------ Supplied records ------

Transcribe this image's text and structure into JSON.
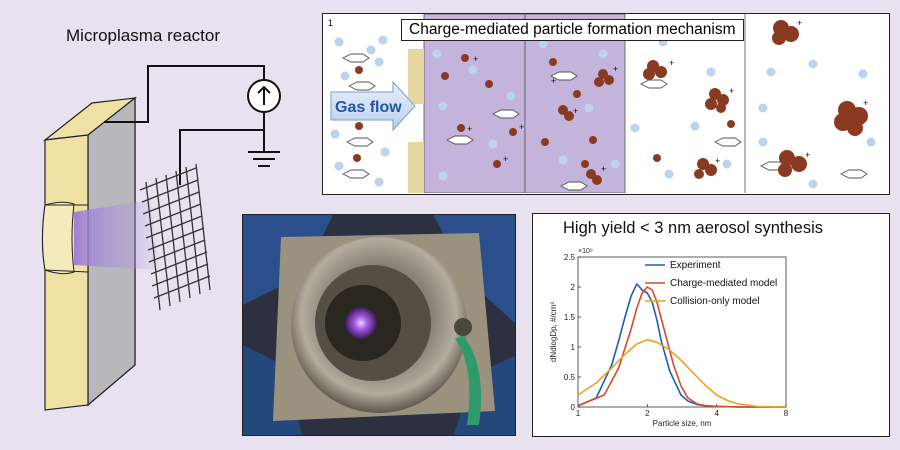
{
  "reactor": {
    "title": "Microplasma reactor"
  },
  "mechanism": {
    "panel_number": "1",
    "title": "Charge-mediated particle formation mechanism",
    "gas_flow_label": "Gas flow"
  },
  "chart_data": {
    "type": "line",
    "title": "High yield < 3 nm aerosol synthesis",
    "xlabel": "Particle size, nm",
    "ylabel": "dNdlogDp, #/cm³",
    "y_exponent": "×10⁹",
    "xscale": "log",
    "xlim": [
      1,
      8
    ],
    "ylim": [
      0,
      2.5
    ],
    "xticks": [
      1,
      2,
      4,
      8
    ],
    "xtick_labels": [
      "1",
      "2",
      "4",
      "8"
    ],
    "yticks": [
      0,
      0.5,
      1,
      1.5,
      2,
      2.5
    ],
    "ytick_labels": [
      "0",
      "0.5",
      "1",
      "1.5",
      "2",
      "2.5"
    ],
    "legend_position": "top-right",
    "series": [
      {
        "name": "Experiment",
        "color": "#1f5fb0",
        "x": [
          1.0,
          1.2,
          1.4,
          1.5,
          1.6,
          1.7,
          1.8,
          1.9,
          2.0,
          2.1,
          2.2,
          2.3,
          2.5,
          2.8,
          3.0,
          3.3,
          3.6,
          4.0,
          5.0,
          8.0
        ],
        "y": [
          0.02,
          0.15,
          0.7,
          1.1,
          1.5,
          1.85,
          2.05,
          1.95,
          1.9,
          1.75,
          1.45,
          1.1,
          0.6,
          0.2,
          0.1,
          0.04,
          0.02,
          0.01,
          0.0,
          0.0
        ]
      },
      {
        "name": "Charge-mediated model",
        "color": "#d9492a",
        "x": [
          1.0,
          1.3,
          1.5,
          1.7,
          1.8,
          1.9,
          2.0,
          2.1,
          2.2,
          2.4,
          2.6,
          2.8,
          3.0,
          3.3,
          3.6,
          4.0,
          5.0,
          8.0
        ],
        "y": [
          0.02,
          0.2,
          0.65,
          1.3,
          1.65,
          1.9,
          2.0,
          1.95,
          1.75,
          1.2,
          0.7,
          0.35,
          0.15,
          0.05,
          0.02,
          0.01,
          0.0,
          0.0
        ]
      },
      {
        "name": "Collision-only model",
        "color": "#f0a020",
        "x": [
          1.0,
          1.2,
          1.4,
          1.6,
          1.8,
          2.0,
          2.2,
          2.5,
          2.8,
          3.2,
          3.6,
          4.0,
          4.5,
          5.0,
          6.0,
          8.0
        ],
        "y": [
          0.2,
          0.4,
          0.65,
          0.88,
          1.05,
          1.12,
          1.08,
          0.95,
          0.78,
          0.55,
          0.35,
          0.2,
          0.1,
          0.05,
          0.01,
          0.0
        ]
      }
    ]
  }
}
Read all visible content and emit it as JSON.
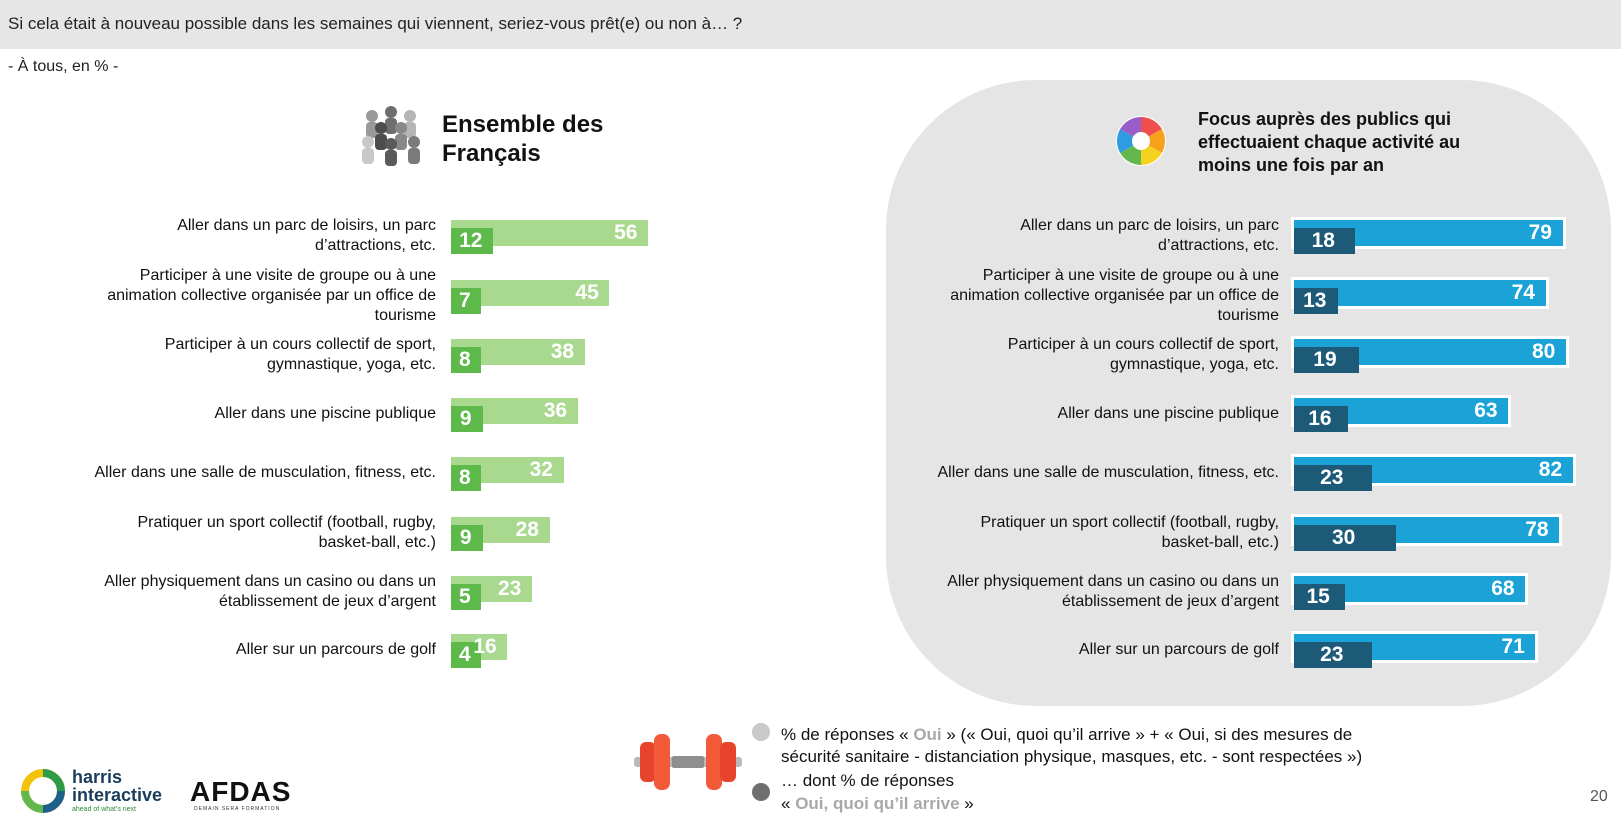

------

Write out the material above again, word for word, minus its pictures.

Transcribe this image's text and structure into JSON.
{
  "reactor": {
    "title": "Microplasma reactor"
  },
  "mechanism": {
    "panel_number": "1",
    "title": "Charge-mediated particle formation mechanism",
    "gas_flow_label": "Gas flow"
  },
  "chart_data": {
    "type": "line",
    "title": "High yield < 3 nm aerosol synthesis",
    "xlabel": "Particle size, nm",
    "ylabel": "dNdlogDp, #/cm³",
    "y_exponent": "×10⁹",
    "xscale": "log",
    "xlim": [
      1,
      8
    ],
    "ylim": [
      0,
      2.5
    ],
    "xticks": [
      1,
      2,
      4,
      8
    ],
    "xtick_labels": [
      "1",
      "2",
      "4",
      "8"
    ],
    "yticks": [
      0,
      0.5,
      1,
      1.5,
      2,
      2.5
    ],
    "ytick_labels": [
      "0",
      "0.5",
      "1",
      "1.5",
      "2",
      "2.5"
    ],
    "legend_position": "top-right",
    "series": [
      {
        "name": "Experiment",
        "color": "#1f5fb0",
        "x": [
          1.0,
          1.2,
          1.4,
          1.5,
          1.6,
          1.7,
          1.8,
          1.9,
          2.0,
          2.1,
          2.2,
          2.3,
          2.5,
          2.8,
          3.0,
          3.3,
          3.6,
          4.0,
          5.0,
          8.0
        ],
        "y": [
          0.02,
          0.15,
          0.7,
          1.1,
          1.5,
          1.85,
          2.05,
          1.95,
          1.9,
          1.75,
          1.45,
          1.1,
          0.6,
          0.2,
          0.1,
          0.04,
          0.02,
          0.01,
          0.0,
          0.0
        ]
      },
      {
        "name": "Charge-mediated model",
        "color": "#d9492a",
        "x": [
          1.0,
          1.3,
          1.5,
          1.7,
          1.8,
          1.9,
          2.0,
          2.1,
          2.2,
          2.4,
          2.6,
          2.8,
          3.0,
          3.3,
          3.6,
          4.0,
          5.0,
          8.0
        ],
        "y": [
          0.02,
          0.2,
          0.65,
          1.3,
          1.65,
          1.9,
          2.0,
          1.95,
          1.75,
          1.2,
          0.7,
          0.35,
          0.15,
          0.05,
          0.02,
          0.01,
          0.0,
          0.0
        ]
      },
      {
        "name": "Collision-only model",
        "color": "#f0a020",
        "x": [
          1.0,
          1.2,
          1.4,
          1.6,
          1.8,
          2.0,
          2.2,
          2.5,
          2.8,
          3.2,
          3.6,
          4.0,
          4.5,
          5.0,
          6.0,
          8.0
        ],
        "y": [
          0.2,
          0.4,
          0.65,
          0.88,
          1.05,
          1.12,
          1.08,
          0.95,
          0.78,
          0.55,
          0.35,
          0.2,
          0.1,
          0.05,
          0.01,
          0.0
        ]
      }
    ]
  }
}
Read all visible content and emit it as JSON.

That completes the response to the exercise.